*AIM OF THE TASK*: Locate each line containing the string "我们是初升的太阳" and copy it out.

--------

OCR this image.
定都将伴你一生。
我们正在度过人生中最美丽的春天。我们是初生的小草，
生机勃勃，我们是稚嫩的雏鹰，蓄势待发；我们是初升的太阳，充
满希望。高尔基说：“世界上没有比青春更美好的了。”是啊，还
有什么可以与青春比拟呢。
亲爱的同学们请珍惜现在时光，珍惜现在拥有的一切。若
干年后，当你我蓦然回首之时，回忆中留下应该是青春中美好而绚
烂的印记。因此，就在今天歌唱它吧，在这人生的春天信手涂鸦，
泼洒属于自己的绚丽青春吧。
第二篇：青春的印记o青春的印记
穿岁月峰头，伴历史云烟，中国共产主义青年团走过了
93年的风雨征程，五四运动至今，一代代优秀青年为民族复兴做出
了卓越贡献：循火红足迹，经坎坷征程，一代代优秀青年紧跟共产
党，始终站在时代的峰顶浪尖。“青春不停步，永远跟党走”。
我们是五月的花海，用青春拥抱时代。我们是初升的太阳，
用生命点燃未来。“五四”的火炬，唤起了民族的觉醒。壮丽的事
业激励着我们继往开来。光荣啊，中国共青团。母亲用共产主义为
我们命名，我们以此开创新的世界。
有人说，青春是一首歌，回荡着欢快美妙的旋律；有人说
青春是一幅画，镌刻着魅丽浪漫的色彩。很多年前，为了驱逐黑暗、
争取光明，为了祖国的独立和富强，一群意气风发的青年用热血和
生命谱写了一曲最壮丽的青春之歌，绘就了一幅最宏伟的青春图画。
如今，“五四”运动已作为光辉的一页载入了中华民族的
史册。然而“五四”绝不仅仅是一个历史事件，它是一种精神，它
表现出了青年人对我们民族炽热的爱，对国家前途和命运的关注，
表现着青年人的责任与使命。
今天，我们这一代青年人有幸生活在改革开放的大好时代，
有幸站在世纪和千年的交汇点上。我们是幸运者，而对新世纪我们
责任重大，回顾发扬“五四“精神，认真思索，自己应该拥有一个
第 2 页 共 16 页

--------

*FINISHED EXERCISE*:
生机勃勃，我们是稚嫩的雏鹰，蓄势待发；我们是初升的太阳，充
我们是五月的花海，用青春拥抱时代。我们是初升的太阳，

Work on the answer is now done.